§ **WHAT THIS TASK INVOLVES**: Omit the images, then print each record below exactly as it reads.
#### SOURCE RECORDS ####
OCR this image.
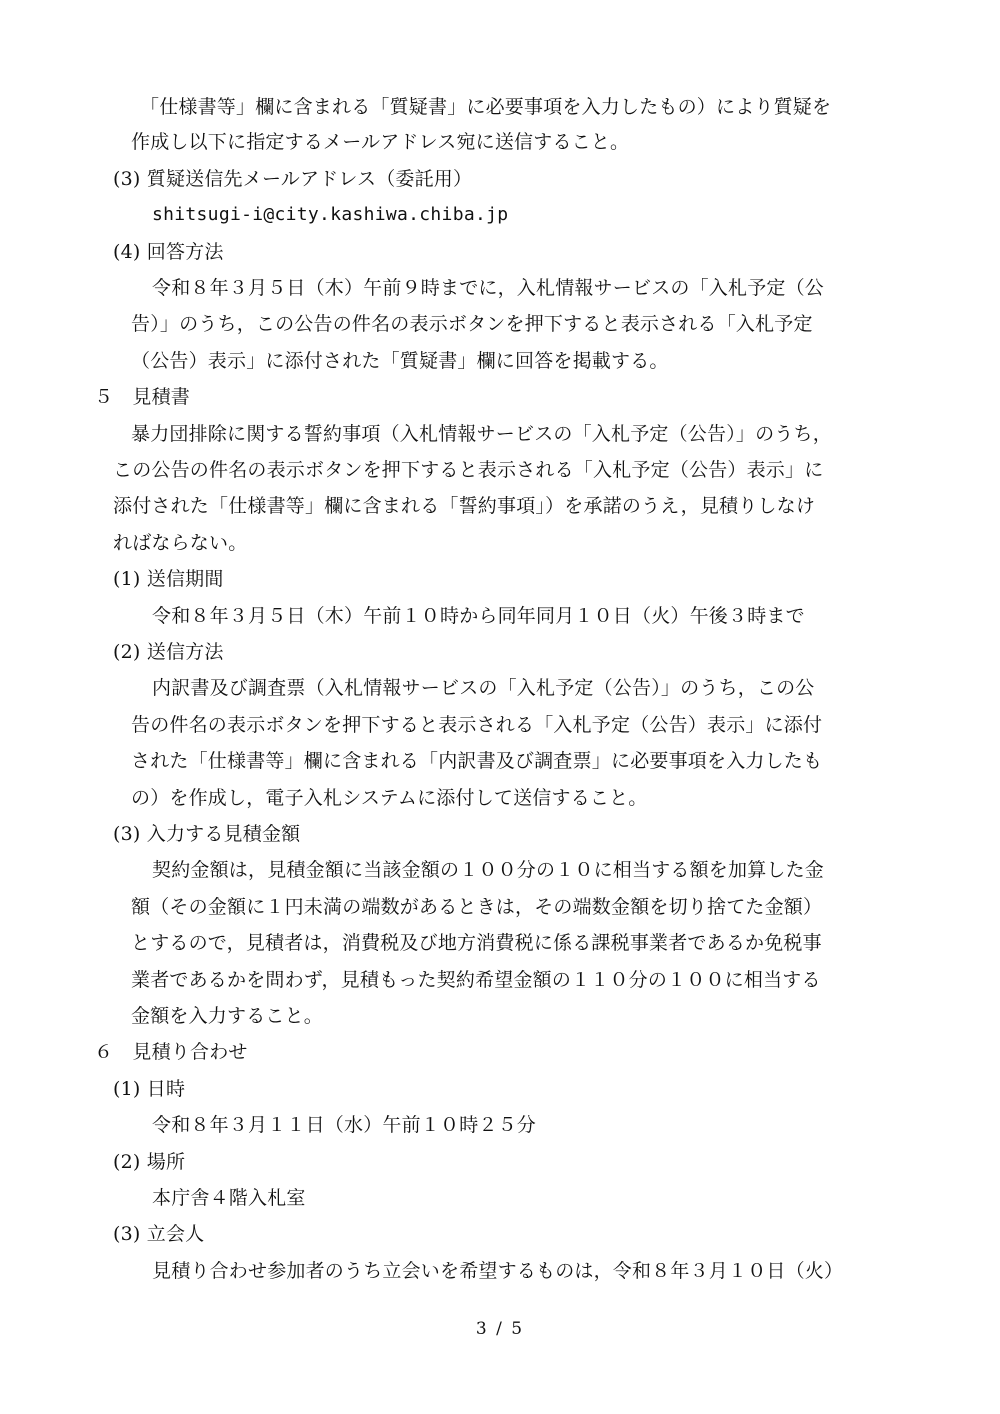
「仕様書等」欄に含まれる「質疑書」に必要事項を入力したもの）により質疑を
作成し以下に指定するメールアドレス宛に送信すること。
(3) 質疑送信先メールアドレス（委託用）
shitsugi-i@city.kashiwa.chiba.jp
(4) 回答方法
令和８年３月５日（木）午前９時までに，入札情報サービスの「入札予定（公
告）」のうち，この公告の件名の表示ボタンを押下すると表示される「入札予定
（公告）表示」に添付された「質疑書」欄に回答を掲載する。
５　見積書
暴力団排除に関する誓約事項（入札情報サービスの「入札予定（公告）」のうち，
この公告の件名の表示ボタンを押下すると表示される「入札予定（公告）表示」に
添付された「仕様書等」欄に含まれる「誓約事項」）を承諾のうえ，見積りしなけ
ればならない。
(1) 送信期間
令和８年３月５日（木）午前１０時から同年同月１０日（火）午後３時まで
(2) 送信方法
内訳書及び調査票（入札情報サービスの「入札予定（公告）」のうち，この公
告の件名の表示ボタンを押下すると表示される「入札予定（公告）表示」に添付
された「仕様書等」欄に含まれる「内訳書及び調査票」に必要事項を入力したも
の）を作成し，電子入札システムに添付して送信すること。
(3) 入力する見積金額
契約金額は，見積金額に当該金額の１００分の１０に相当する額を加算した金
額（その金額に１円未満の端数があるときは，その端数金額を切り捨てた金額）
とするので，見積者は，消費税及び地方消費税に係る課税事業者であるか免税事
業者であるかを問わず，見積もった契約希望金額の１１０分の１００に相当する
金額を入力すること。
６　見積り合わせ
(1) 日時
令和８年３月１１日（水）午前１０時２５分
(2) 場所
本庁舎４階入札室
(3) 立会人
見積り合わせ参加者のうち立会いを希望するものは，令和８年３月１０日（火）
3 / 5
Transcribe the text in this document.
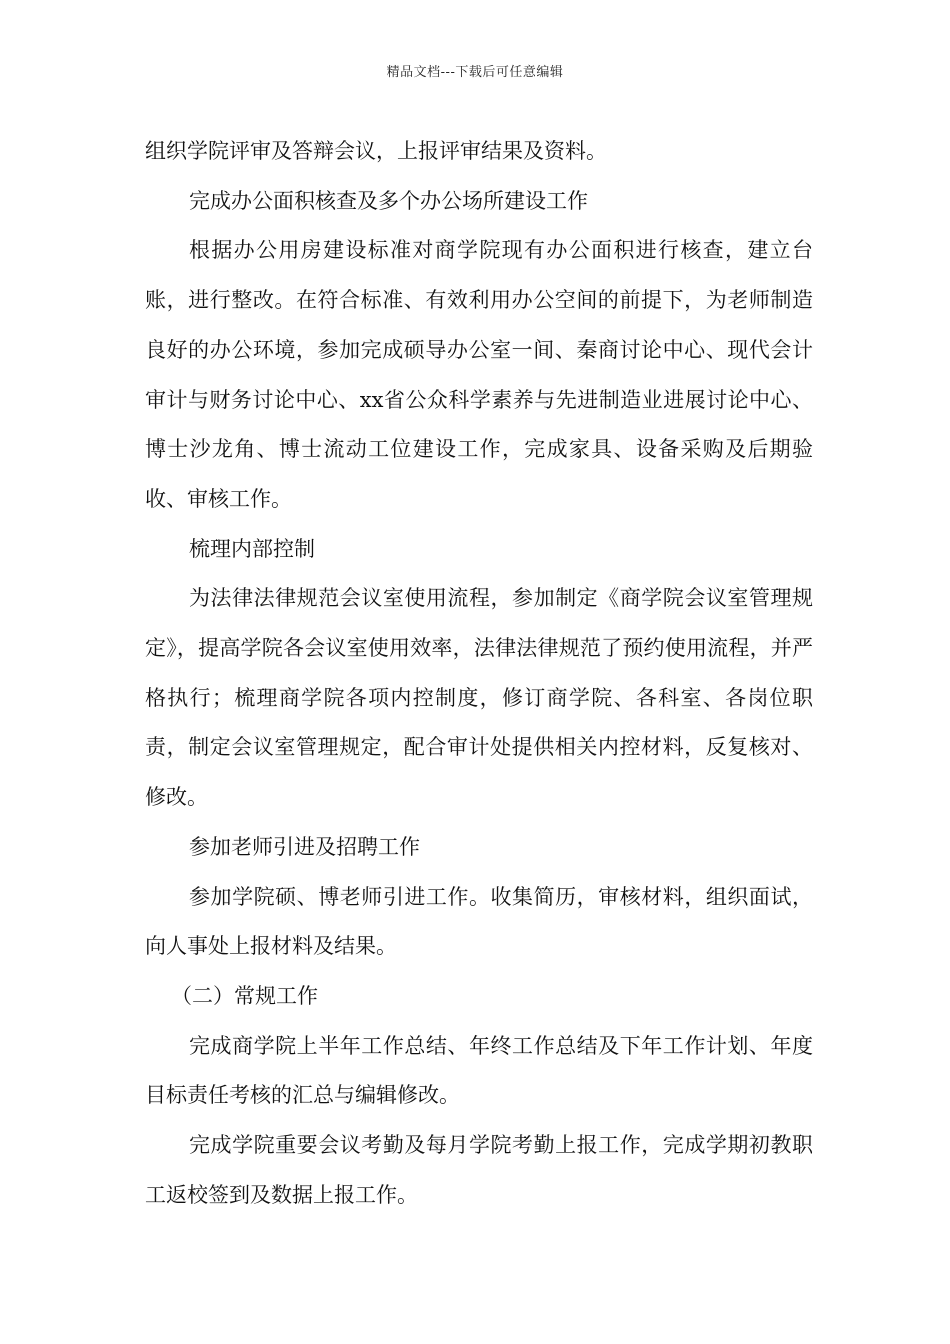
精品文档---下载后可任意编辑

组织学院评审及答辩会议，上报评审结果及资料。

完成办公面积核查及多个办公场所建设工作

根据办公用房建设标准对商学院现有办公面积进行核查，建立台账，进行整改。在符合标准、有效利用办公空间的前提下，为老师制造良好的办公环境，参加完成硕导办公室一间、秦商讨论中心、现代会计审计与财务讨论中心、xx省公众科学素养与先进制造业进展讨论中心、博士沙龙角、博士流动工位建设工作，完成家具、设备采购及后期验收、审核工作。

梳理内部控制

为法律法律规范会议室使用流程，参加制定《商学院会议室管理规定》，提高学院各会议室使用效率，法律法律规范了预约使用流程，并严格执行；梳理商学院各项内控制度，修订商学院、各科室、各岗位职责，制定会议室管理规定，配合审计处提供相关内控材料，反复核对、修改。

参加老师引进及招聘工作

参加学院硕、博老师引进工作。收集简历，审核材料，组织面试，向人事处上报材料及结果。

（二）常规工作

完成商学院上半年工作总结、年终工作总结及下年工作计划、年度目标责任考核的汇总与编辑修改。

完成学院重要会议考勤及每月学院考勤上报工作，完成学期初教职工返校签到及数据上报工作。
####
§ **FULL RESPONSE**:
OCR this image.
「仕様書等」欄に含まれる「質疑書」に必要事項を入力したもの）により質疑を
作成し以下に指定するメールアドレス宛に送信すること。
(3) 質疑送信先メールアドレス（委託用）
shitsugi-i@city.kashiwa.chiba.jp
(4) 回答方法
令和８年３月５日（木）午前９時までに，入札情報サービスの「入札予定（公
告）」のうち，この公告の件名の表示ボタンを押下すると表示される「入札予定
（公告）表示」に添付された「質疑書」欄に回答を掲載する。
５　見積書
暴力団排除に関する誓約事項（入札情報サービスの「入札予定（公告）」のうち，
この公告の件名の表示ボタンを押下すると表示される「入札予定（公告）表示」に
添付された「仕様書等」欄に含まれる「誓約事項」）を承諾のうえ，見積りしなけ
ればならない。
(1) 送信期間
令和８年３月５日（木）午前１０時から同年同月１０日（火）午後３時まで
(2) 送信方法
内訳書及び調査票（入札情報サービスの「入札予定（公告）」のうち，この公
告の件名の表示ボタンを押下すると表示される「入札予定（公告）表示」に添付
された「仕様書等」欄に含まれる「内訳書及び調査票」に必要事項を入力したも
の）を作成し，電子入札システムに添付して送信すること。
(3) 入力する見積金額
契約金額は，見積金額に当該金額の１００分の１０に相当する額を加算した金
額（その金額に１円未満の端数があるときは，その端数金額を切り捨てた金額）
とするので，見積者は，消費税及び地方消費税に係る課税事業者であるか免税事
業者であるかを問わず，見積もった契約希望金額の１１０分の１００に相当する
金額を入力すること。
６　見積り合わせ
(1) 日時
令和８年３月１１日（水）午前１０時２５分
(2) 場所
本庁舎４階入札室
(3) 立会人
見積り合わせ参加者のうち立会いを希望するものは，令和８年３月１０日（火）
3 / 5
Transcribe the text in this document.
精品文档---下载后可任意编辑

组织学院评审及答辩会议，上报评审结果及资料。

完成办公面积核查及多个办公场所建设工作

根据办公用房建设标准对商学院现有办公面积进行核查，建立台账，进行整改。在符合标准、有效利用办公空间的前提下，为老师制造良好的办公环境，参加完成硕导办公室一间、秦商讨论中心、现代会计审计与财务讨论中心、xx省公众科学素养与先进制造业进展讨论中心、博士沙龙角、博士流动工位建设工作，完成家具、设备采购及后期验收、审核工作。

梳理内部控制

为法律法律规范会议室使用流程，参加制定《商学院会议室管理规定》，提高学院各会议室使用效率，法律法律规范了预约使用流程，并严格执行；梳理商学院各项内控制度，修订商学院、各科室、各岗位职责，制定会议室管理规定，配合审计处提供相关内控材料，反复核对、修改。

参加老师引进及招聘工作

参加学院硕、博老师引进工作。收集简历，审核材料，组织面试，向人事处上报材料及结果。

（二）常规工作

完成商学院上半年工作总结、年终工作总结及下年工作计划、年度目标责任考核的汇总与编辑修改。

完成学院重要会议考勤及每月学院考勤上报工作，完成学期初教职工返校签到及数据上报工作。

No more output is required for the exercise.